> _TASK DETAILS_
Repeat every line below exactly, word for word.
◆ ◆ ◆ ◆ ◆
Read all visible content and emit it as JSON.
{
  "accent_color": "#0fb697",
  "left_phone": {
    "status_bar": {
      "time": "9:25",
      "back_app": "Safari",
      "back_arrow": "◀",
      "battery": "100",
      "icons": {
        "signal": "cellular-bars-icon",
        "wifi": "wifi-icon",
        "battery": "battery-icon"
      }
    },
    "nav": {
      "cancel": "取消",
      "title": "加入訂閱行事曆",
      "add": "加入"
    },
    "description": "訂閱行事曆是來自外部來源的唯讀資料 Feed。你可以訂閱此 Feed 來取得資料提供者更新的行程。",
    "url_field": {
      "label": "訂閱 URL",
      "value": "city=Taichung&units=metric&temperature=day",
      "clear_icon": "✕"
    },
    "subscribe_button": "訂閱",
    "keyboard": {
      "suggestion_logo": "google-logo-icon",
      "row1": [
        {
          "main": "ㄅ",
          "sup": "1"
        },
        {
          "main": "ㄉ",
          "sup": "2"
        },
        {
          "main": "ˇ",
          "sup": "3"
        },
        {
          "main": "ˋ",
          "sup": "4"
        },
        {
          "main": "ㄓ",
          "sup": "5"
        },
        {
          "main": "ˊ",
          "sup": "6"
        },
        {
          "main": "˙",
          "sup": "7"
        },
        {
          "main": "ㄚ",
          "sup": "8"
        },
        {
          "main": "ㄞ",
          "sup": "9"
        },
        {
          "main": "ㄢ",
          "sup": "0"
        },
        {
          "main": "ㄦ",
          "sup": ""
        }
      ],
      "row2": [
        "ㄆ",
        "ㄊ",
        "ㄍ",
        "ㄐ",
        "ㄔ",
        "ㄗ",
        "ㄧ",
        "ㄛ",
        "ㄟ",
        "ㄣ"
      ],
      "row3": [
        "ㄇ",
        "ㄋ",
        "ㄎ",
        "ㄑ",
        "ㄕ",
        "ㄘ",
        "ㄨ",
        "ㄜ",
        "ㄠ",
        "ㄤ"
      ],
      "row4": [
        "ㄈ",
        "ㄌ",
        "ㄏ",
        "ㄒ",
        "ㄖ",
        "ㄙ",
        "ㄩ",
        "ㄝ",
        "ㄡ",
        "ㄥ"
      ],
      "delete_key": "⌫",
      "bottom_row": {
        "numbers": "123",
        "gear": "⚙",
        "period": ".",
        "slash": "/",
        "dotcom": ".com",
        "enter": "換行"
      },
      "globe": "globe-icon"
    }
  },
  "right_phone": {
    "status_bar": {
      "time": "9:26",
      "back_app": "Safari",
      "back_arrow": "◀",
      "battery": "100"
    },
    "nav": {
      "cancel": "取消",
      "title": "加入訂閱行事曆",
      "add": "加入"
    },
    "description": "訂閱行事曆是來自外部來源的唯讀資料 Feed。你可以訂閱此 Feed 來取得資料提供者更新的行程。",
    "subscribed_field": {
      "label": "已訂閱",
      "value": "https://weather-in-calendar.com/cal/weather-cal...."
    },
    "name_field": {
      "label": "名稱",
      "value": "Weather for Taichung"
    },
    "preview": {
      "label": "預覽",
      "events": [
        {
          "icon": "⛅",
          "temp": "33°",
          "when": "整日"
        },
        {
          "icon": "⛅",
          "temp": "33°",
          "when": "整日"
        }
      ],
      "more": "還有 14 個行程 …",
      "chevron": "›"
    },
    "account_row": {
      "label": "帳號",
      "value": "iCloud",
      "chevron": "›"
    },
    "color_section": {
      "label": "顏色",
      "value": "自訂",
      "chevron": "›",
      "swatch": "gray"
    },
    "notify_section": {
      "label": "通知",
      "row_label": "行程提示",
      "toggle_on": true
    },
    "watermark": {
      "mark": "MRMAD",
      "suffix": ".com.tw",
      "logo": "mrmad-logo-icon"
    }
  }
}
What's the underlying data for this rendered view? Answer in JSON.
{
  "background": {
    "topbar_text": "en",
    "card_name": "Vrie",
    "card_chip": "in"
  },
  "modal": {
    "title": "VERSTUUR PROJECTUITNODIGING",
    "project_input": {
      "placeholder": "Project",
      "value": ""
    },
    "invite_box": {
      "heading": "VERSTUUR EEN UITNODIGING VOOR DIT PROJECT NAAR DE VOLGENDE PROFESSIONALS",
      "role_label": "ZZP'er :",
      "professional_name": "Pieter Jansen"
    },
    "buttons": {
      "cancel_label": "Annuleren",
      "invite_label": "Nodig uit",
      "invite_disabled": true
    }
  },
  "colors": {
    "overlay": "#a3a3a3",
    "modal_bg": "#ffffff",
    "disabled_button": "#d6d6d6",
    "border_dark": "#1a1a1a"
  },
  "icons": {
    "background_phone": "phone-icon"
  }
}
◆ ◆ ◆ ◆ ◆
> _REPLY_
Read all visible content and emit it as JSON.
{
  "accent_color": "#0fb697",
  "left_phone": {
    "status_bar": {
      "time": "9:25",
      "back_app": "Safari",
      "back_arrow": "◀",
      "battery": "100",
      "icons": {
        "signal": "cellular-bars-icon",
        "wifi": "wifi-icon",
        "battery": "battery-icon"
      }
    },
    "nav": {
      "cancel": "取消",
      "title": "加入訂閱行事曆",
      "add": "加入"
    },
    "description": "訂閱行事曆是來自外部來源的唯讀資料 Feed。你可以訂閱此 Feed 來取得資料提供者更新的行程。",
    "url_field": {
      "label": "訂閱 URL",
      "value": "city=Taichung&units=metric&temperature=day",
      "clear_icon": "✕"
    },
    "subscribe_button": "訂閱",
    "keyboard": {
      "suggestion_logo": "google-logo-icon",
      "row1": [
        {
          "main": "ㄅ",
          "sup": "1"
        },
        {
          "main": "ㄉ",
          "sup": "2"
        },
        {
          "main": "ˇ",
          "sup": "3"
        },
        {
          "main": "ˋ",
          "sup": "4"
        },
        {
          "main": "ㄓ",
          "sup": "5"
        },
        {
          "main": "ˊ",
          "sup": "6"
        },
        {
          "main": "˙",
          "sup": "7"
        },
        {
          "main": "ㄚ",
          "sup": "8"
        },
        {
          "main": "ㄞ",
          "sup": "9"
        },
        {
          "main": "ㄢ",
          "sup": "0"
        },
        {
          "main": "ㄦ",
          "sup": ""
        }
      ],
      "row2": [
        "ㄆ",
        "ㄊ",
        "ㄍ",
        "ㄐ",
        "ㄔ",
        "ㄗ",
        "ㄧ",
        "ㄛ",
        "ㄟ",
        "ㄣ"
      ],
      "row3": [
        "ㄇ",
        "ㄋ",
        "ㄎ",
        "ㄑ",
        "ㄕ",
        "ㄘ",
        "ㄨ",
        "ㄜ",
        "ㄠ",
        "ㄤ"
      ],
      "row4": [
        "ㄈ",
        "ㄌ",
        "ㄏ",
        "ㄒ",
        "ㄖ",
        "ㄙ",
        "ㄩ",
        "ㄝ",
        "ㄡ",
        "ㄥ"
      ],
      "delete_key": "⌫",
      "bottom_row": {
        "numbers": "123",
        "gear": "⚙",
        "period": ".",
        "slash": "/",
        "dotcom": ".com",
        "enter": "換行"
      },
      "globe": "globe-icon"
    }
  },
  "right_phone": {
    "status_bar": {
      "time": "9:26",
      "back_app": "Safari",
      "back_arrow": "◀",
      "battery": "100"
    },
    "nav": {
      "cancel": "取消",
      "title": "加入訂閱行事曆",
      "add": "加入"
    },
    "description": "訂閱行事曆是來自外部來源的唯讀資料 Feed。你可以訂閱此 Feed 來取得資料提供者更新的行程。",
    "subscribed_field": {
      "label": "已訂閱",
      "value": "https://weather-in-calendar.com/cal/weather-cal...."
    },
    "name_field": {
      "label": "名稱",
      "value": "Weather for Taichung"
    },
    "preview": {
      "label": "預覽",
      "events": [
        {
          "icon": "⛅",
          "temp": "33°",
          "when": "整日"
        },
        {
          "icon": "⛅",
          "temp": "33°",
          "when": "整日"
        }
      ],
      "more": "還有 14 個行程 …",
      "chevron": "›"
    },
    "account_row": {
      "label": "帳號",
      "value": "iCloud",
      "chevron": "›"
    },
    "color_section": {
      "label": "顏色",
      "value": "自訂",
      "chevron": "›",
      "swatch": "gray"
    },
    "notify_section": {
      "label": "通知",
      "row_label": "行程提示",
      "toggle_on": true
    },
    "watermark": {
      "mark": "MRMAD",
      "suffix": ".com.tw",
      "logo": "mrmad-logo-icon"
    }
  }
}
What's the underlying data for this rendered view? Answer in JSON.
{
  "background": {
    "topbar_text": "en",
    "card_name": "Vrie",
    "card_chip": "in"
  },
  "modal": {
    "title": "VERSTUUR PROJECTUITNODIGING",
    "project_input": {
      "placeholder": "Project",
      "value": ""
    },
    "invite_box": {
      "heading": "VERSTUUR EEN UITNODIGING VOOR DIT PROJECT NAAR DE VOLGENDE PROFESSIONALS",
      "role_label": "ZZP'er :",
      "professional_name": "Pieter Jansen"
    },
    "buttons": {
      "cancel_label": "Annuleren",
      "invite_label": "Nodig uit",
      "invite_disabled": true
    }
  },
  "colors": {
    "overlay": "#a3a3a3",
    "modal_bg": "#ffffff",
    "disabled_button": "#d6d6d6",
    "border_dark": "#1a1a1a"
  },
  "icons": {
    "background_phone": "phone-icon"
  }
}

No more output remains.